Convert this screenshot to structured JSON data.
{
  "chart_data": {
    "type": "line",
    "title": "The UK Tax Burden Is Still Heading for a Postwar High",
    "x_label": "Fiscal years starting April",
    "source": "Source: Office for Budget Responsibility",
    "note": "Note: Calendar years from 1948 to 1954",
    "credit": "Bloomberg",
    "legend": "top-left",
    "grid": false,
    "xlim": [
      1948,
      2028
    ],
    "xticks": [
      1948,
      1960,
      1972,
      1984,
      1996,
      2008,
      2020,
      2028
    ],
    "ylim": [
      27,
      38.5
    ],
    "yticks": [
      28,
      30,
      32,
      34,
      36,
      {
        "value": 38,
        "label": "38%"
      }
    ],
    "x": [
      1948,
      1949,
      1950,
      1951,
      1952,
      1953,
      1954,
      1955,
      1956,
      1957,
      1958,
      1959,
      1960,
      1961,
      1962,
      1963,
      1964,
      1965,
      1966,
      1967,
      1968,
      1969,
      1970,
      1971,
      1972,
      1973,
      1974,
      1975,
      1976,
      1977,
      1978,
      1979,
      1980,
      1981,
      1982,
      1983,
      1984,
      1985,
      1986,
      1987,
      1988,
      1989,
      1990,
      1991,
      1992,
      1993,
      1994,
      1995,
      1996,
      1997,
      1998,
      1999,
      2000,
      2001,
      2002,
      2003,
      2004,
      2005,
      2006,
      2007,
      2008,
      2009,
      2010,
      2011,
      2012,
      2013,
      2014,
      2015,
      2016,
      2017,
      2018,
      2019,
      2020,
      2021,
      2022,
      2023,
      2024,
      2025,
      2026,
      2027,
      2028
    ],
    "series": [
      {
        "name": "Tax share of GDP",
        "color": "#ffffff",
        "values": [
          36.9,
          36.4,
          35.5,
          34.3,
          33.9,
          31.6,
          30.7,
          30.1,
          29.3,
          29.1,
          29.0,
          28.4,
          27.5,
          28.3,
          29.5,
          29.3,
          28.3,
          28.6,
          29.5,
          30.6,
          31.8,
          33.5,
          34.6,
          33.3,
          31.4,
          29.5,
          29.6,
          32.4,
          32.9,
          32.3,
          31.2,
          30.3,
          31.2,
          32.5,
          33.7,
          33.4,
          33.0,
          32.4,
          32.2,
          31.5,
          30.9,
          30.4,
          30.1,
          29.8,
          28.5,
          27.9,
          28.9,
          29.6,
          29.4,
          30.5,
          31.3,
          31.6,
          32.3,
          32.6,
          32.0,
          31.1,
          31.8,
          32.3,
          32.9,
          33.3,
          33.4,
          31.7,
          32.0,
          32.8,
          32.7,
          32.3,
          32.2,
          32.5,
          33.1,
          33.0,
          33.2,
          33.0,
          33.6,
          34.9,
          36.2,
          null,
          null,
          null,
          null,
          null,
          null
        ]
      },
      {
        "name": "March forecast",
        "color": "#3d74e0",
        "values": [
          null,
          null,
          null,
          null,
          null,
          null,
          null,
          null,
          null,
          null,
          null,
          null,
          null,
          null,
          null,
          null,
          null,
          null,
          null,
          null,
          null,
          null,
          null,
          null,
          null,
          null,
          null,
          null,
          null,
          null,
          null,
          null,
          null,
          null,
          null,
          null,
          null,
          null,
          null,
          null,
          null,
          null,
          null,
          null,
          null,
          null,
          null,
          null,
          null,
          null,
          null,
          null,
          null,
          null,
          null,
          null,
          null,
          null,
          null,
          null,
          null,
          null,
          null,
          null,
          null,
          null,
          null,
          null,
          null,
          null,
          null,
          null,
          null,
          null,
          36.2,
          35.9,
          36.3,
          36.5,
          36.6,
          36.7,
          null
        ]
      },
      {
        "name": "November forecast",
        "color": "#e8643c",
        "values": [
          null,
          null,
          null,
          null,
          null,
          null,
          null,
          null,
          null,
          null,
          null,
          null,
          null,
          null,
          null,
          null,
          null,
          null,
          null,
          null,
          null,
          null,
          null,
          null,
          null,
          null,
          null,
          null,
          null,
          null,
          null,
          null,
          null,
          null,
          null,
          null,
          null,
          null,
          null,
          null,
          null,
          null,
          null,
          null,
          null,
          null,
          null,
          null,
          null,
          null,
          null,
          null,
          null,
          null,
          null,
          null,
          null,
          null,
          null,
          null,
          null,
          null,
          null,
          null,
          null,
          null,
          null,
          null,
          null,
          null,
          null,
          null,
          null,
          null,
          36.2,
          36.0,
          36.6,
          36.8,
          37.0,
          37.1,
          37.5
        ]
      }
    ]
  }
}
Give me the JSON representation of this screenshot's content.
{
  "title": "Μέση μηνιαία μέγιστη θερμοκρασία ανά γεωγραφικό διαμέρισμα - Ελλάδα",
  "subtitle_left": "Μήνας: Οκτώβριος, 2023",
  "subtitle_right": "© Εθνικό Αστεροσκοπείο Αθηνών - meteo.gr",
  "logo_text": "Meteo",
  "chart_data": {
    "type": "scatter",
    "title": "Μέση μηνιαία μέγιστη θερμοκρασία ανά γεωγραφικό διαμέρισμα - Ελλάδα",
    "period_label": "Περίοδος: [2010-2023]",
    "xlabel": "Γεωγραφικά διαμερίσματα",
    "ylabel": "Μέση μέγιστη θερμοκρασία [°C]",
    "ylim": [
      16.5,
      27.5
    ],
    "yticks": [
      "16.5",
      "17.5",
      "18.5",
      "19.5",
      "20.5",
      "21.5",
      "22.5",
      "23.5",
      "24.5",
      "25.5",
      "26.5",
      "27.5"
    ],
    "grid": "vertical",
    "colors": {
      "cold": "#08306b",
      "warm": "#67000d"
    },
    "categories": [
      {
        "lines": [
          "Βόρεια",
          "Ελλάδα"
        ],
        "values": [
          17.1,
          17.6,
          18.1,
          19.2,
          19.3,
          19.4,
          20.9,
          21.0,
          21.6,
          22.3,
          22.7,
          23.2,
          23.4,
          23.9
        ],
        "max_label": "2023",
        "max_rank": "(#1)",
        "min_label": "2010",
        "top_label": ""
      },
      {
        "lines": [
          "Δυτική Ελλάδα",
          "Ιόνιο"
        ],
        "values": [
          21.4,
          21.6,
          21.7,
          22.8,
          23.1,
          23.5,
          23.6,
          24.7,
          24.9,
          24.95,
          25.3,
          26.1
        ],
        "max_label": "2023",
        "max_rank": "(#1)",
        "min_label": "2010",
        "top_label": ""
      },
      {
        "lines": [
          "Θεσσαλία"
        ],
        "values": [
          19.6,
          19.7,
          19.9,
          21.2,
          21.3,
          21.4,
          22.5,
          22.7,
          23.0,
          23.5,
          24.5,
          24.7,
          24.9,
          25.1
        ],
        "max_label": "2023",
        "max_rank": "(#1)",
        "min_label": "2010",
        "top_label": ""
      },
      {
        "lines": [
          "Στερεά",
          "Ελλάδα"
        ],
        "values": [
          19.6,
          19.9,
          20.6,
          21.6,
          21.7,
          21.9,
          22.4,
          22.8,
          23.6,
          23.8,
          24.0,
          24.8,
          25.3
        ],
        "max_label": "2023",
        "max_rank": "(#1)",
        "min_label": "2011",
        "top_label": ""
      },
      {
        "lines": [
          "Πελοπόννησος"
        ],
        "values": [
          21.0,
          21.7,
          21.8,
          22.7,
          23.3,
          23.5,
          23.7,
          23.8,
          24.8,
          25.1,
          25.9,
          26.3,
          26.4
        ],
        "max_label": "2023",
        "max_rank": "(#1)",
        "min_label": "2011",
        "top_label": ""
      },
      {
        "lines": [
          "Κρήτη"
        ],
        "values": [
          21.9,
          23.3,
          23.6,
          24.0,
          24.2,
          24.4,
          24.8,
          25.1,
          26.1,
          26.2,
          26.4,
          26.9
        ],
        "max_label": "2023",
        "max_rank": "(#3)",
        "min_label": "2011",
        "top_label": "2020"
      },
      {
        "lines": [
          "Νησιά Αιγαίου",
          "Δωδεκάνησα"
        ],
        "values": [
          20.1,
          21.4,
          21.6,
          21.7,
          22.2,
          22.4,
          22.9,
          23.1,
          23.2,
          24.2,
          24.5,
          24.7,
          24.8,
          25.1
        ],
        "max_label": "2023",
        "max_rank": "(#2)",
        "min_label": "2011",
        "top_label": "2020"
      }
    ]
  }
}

WHAT THE EXERCISE ASKS >>
From the listing above, copy all lines holding the word "screenshot".

THE OUTPUT >>
Convert this screenshot to structured JSON data.
Give me the JSON representation of this screenshot's content.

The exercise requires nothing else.